Exercise brief: Copy all of the material below exactly.

━━ Recorded data ━━

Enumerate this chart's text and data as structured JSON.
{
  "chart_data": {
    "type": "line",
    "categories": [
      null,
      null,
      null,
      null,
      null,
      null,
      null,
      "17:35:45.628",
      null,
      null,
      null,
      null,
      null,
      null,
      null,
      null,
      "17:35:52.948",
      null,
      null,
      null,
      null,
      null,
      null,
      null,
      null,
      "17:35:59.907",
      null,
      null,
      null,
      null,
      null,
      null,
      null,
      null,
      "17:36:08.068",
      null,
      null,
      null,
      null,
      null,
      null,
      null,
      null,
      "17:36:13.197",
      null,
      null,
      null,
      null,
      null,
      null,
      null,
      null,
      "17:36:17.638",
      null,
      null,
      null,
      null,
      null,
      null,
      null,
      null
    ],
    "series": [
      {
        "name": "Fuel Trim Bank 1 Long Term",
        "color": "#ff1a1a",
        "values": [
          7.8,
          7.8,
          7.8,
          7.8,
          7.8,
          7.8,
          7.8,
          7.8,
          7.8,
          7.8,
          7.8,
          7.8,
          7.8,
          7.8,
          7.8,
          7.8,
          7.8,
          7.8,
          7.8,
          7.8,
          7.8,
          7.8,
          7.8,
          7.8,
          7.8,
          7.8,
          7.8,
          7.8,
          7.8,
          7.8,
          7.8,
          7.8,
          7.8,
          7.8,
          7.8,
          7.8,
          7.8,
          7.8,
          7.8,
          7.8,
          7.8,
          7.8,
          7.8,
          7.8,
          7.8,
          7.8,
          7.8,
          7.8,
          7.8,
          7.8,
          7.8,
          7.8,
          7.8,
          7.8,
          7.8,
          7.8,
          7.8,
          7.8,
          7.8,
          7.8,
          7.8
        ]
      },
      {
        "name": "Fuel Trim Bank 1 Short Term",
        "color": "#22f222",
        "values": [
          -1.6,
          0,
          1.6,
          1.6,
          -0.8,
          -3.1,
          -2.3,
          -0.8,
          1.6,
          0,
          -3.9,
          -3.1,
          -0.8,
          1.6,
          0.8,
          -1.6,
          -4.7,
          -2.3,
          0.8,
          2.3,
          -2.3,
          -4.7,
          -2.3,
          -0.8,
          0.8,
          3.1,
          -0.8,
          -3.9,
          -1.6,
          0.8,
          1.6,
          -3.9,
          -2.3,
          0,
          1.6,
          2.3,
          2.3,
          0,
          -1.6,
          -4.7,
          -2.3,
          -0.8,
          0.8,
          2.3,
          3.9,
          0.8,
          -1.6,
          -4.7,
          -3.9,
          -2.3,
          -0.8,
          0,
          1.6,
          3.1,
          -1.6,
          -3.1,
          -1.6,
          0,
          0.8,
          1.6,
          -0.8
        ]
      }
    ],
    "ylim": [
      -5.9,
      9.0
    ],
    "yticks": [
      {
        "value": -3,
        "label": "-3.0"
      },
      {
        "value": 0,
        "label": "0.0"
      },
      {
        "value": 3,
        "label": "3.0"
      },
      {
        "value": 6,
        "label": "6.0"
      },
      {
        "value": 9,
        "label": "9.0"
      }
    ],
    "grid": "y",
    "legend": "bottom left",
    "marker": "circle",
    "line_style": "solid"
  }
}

━━━

Answer in full:
Enumerate this chart's text and data as structured JSON.
{
  "chart_data": {
    "type": "line",
    "categories": [
      null,
      null,
      null,
      null,
      null,
      null,
      null,
      "17:35:45.628",
      null,
      null,
      null,
      null,
      null,
      null,
      null,
      null,
      "17:35:52.948",
      null,
      null,
      null,
      null,
      null,
      null,
      null,
      null,
      "17:35:59.907",
      null,
      null,
      null,
      null,
      null,
      null,
      null,
      null,
      "17:36:08.068",
      null,
      null,
      null,
      null,
      null,
      null,
      null,
      null,
      "17:36:13.197",
      null,
      null,
      null,
      null,
      null,
      null,
      null,
      null,
      "17:36:17.638",
      null,
      null,
      null,
      null,
      null,
      null,
      null,
      null
    ],
    "series": [
      {
        "name": "Fuel Trim Bank 1 Long Term",
        "color": "#ff1a1a",
        "values": [
          7.8,
          7.8,
          7.8,
          7.8,
          7.8,
          7.8,
          7.8,
          7.8,
          7.8,
          7.8,
          7.8,
          7.8,
          7.8,
          7.8,
          7.8,
          7.8,
          7.8,
          7.8,
          7.8,
          7.8,
          7.8,
          7.8,
          7.8,
          7.8,
          7.8,
          7.8,
          7.8,
          7.8,
          7.8,
          7.8,
          7.8,
          7.8,
          7.8,
          7.8,
          7.8,
          7.8,
          7.8,
          7.8,
          7.8,
          7.8,
          7.8,
          7.8,
          7.8,
          7.8,
          7.8,
          7.8,
          7.8,
          7.8,
          7.8,
          7.8,
          7.8,
          7.8,
          7.8,
          7.8,
          7.8,
          7.8,
          7.8,
          7.8,
          7.8,
          7.8,
          7.8
        ]
      },
      {
        "name": "Fuel Trim Bank 1 Short Term",
        "color": "#22f222",
        "values": [
          -1.6,
          0,
          1.6,
          1.6,
          -0.8,
          -3.1,
          -2.3,
          -0.8,
          1.6,
          0,
          -3.9,
          -3.1,
          -0.8,
          1.6,
          0.8,
          -1.6,
          -4.7,
          -2.3,
          0.8,
          2.3,
          -2.3,
          -4.7,
          -2.3,
          -0.8,
          0.8,
          3.1,
          -0.8,
          -3.9,
          -1.6,
          0.8,
          1.6,
          -3.9,
          -2.3,
          0,
          1.6,
          2.3,
          2.3,
          0,
          -1.6,
          -4.7,
          -2.3,
          -0.8,
          0.8,
          2.3,
          3.9,
          0.8,
          -1.6,
          -4.7,
          -3.9,
          -2.3,
          -0.8,
          0,
          1.6,
          3.1,
          -1.6,
          -3.1,
          -1.6,
          0,
          0.8,
          1.6,
          -0.8
        ]
      }
    ],
    "ylim": [
      -5.9,
      9.0
    ],
    "yticks": [
      {
        "value": -3,
        "label": "-3.0"
      },
      {
        "value": 0,
        "label": "0.0"
      },
      {
        "value": 3,
        "label": "3.0"
      },
      {
        "value": 6,
        "label": "6.0"
      },
      {
        "value": 9,
        "label": "9.0"
      }
    ],
    "grid": "y",
    "legend": "bottom left",
    "marker": "circle",
    "line_style": "solid"
  }
}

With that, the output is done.